_WHAT TO DO_
Copy out each line of the data holding "Чтобы".

_Records_
········

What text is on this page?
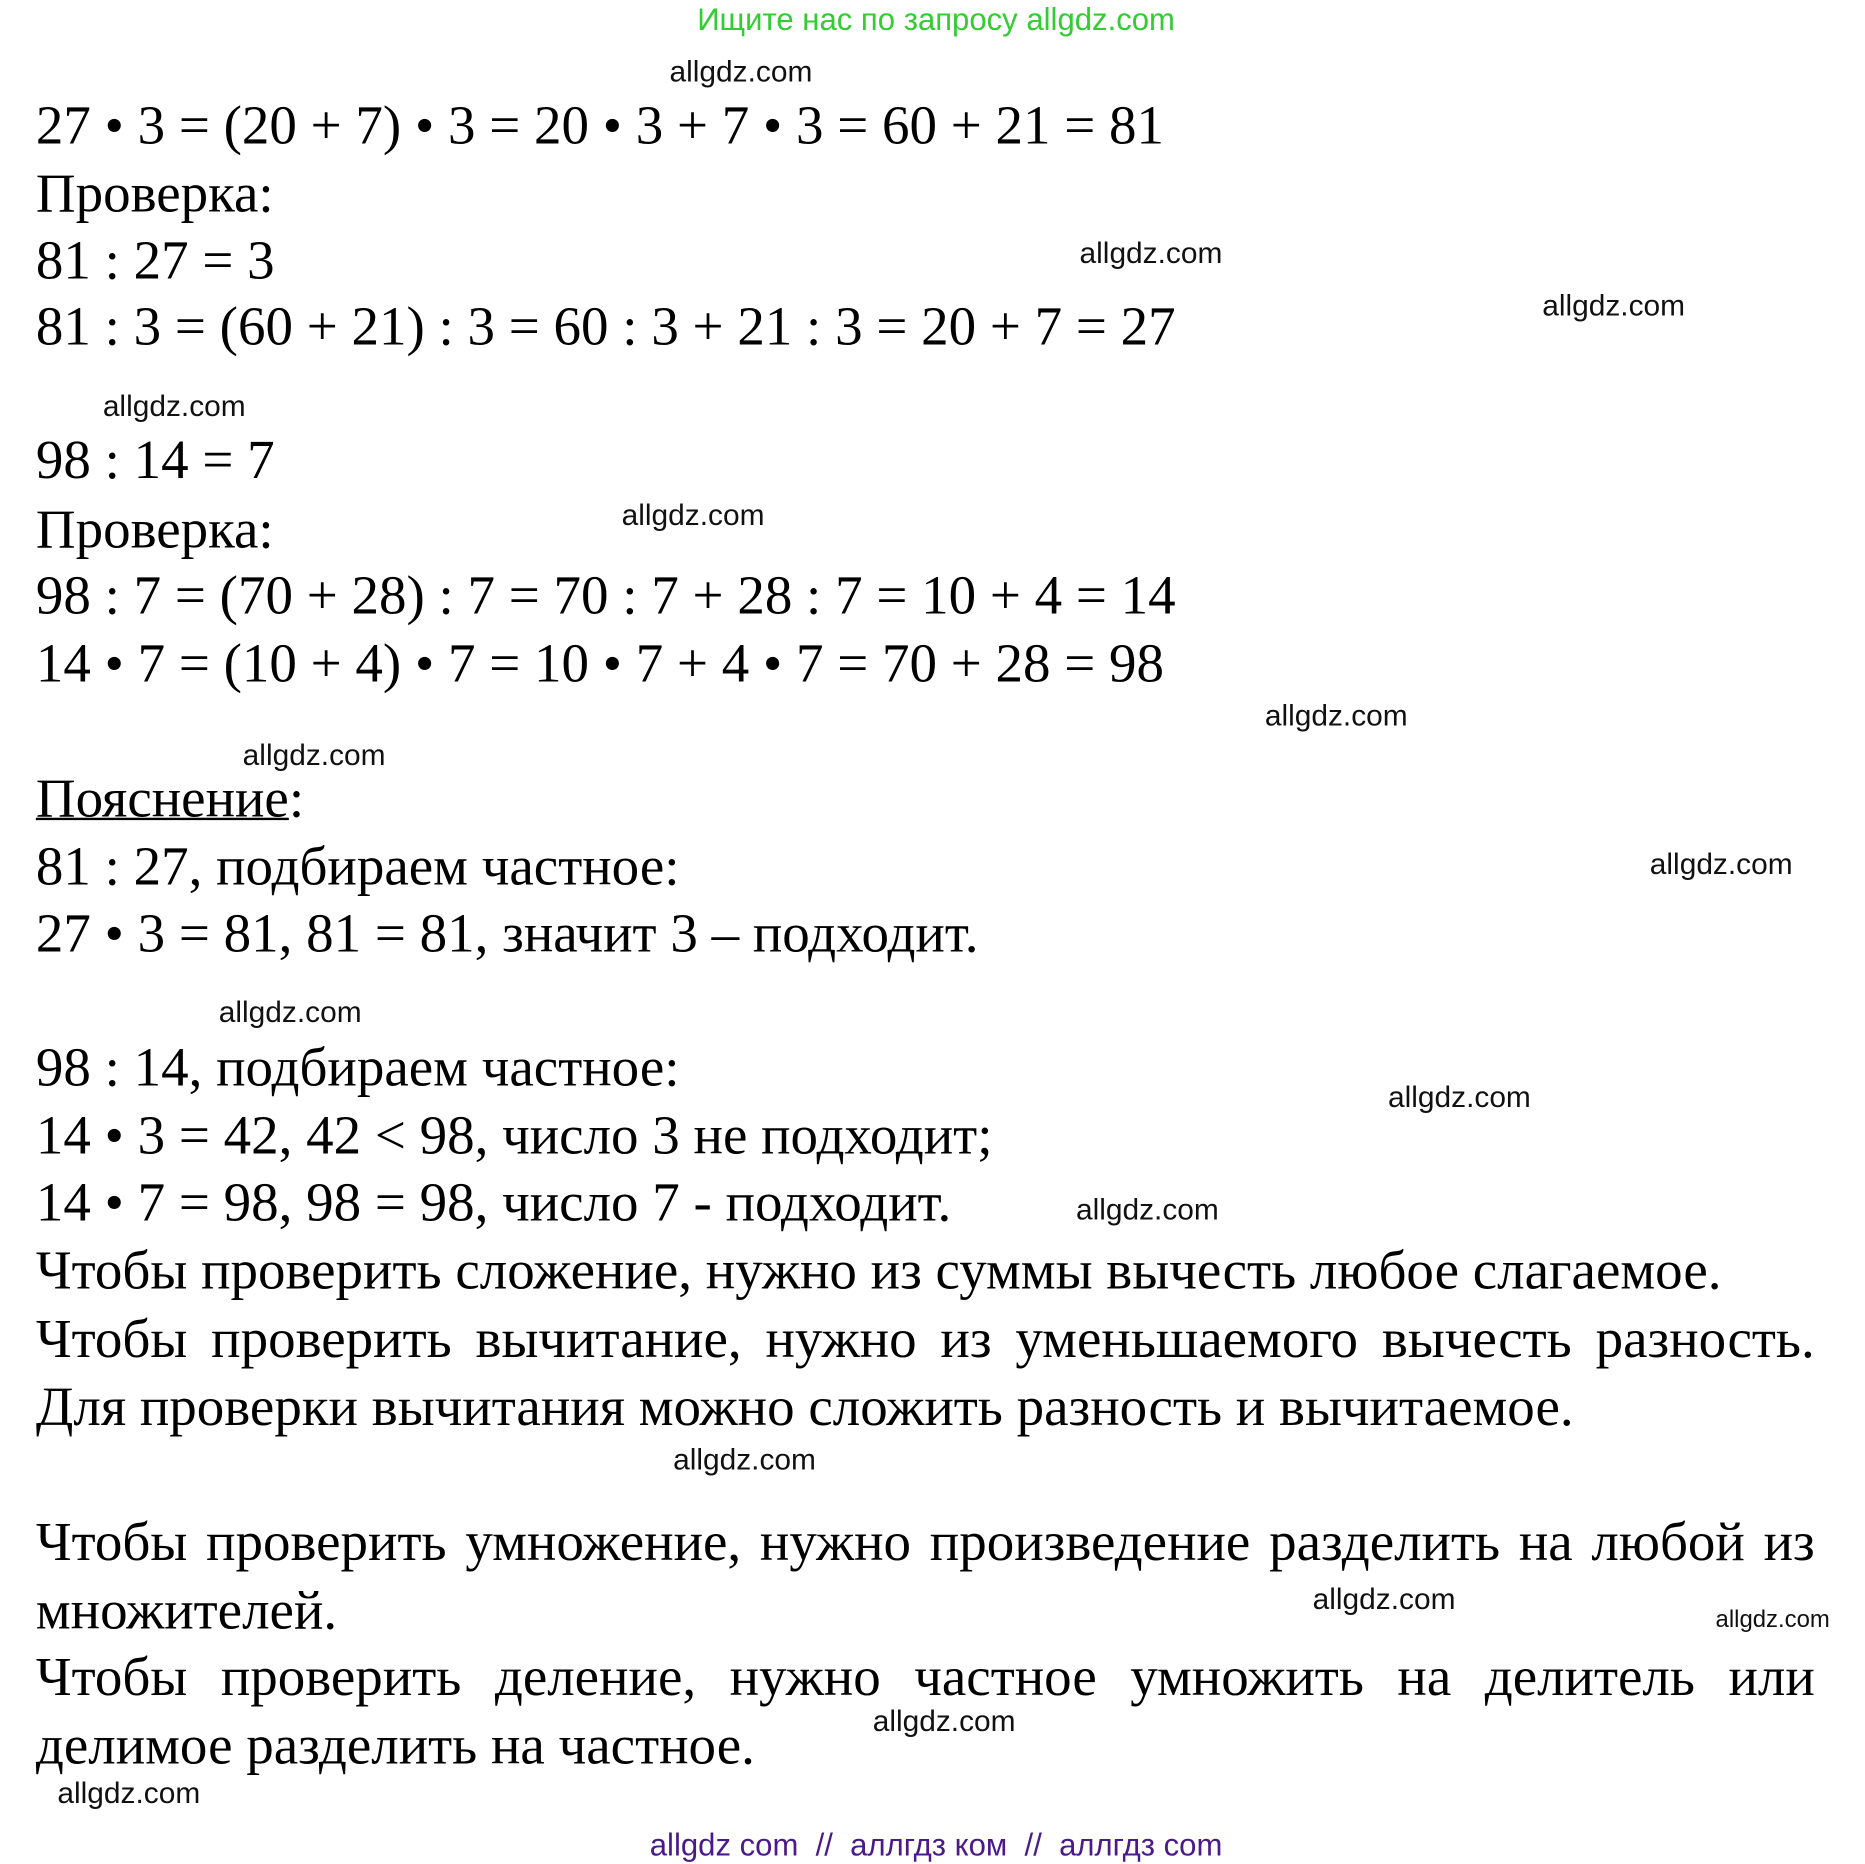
Ищите нас по запросу allgdz.com
27 • 3 = (20 + 7) • 3 = 20 • 3 + 7 • 3 = 60 + 21 = 81
Проверка:
81 : 27 = 3
81 : 3 = (60 + 21) : 3 = 60 : 3 + 21 : 3 = 20 + 7 = 27
98 : 14 = 7
Проверка:
98 : 7 = (70 + 28) : 7 = 70 : 7 + 28 : 7 = 10 + 4 = 14
14 • 7 = (10 + 4) • 7 = 10 • 7 + 4 • 7 = 70 + 28 = 98
Пояснение:
81 : 27, подбираем частное:
27 • 3 = 81, 81 = 81, значит 3 – подходит.
98 : 14, подбираем частное:
14 • 3 = 42, 42 < 98, число 3 не подходит;
14 • 7 = 98, 98 = 98, число 7 - подходит.
Чтобы проверить сложение, нужно из суммы вычесть любое слагаемое.
Чтобы проверить вычитание, нужно из уменьшаемого вычесть разность. Для проверки вычитания можно сложить разность и вычитаемое.
Чтобы проверить умножение, нужно произведение разделить на любой из множителей.
Чтобы проверить деление, нужно частное умножить на делитель или делимое разделить на частное.
allgdz.com
allgdz.com
allgdz.com
allgdz.com
allgdz.com
allgdz.com
allgdz.com
allgdz.com
allgdz.com
allgdz.com
allgdz.com
allgdz.com
allgdz.com
allgdz.com
allgdz.com
allgdz.com
allgdz com  //  аллгдз ком  //  аллгдз com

········

_EXERCISE ANSWER_
Чтобы проверить сложение, нужно из суммы вычесть любое слагаемое.
Чтобы проверить вычитание, нужно из уменьшаемого вычесть разность. Для проверки вычитания можно сложить разность и вычитаемое.
Чтобы проверить умножение, нужно произведение разделить на любой из множителей.
Чтобы проверить деление, нужно частное умножить на делитель или делимое разделить на частное.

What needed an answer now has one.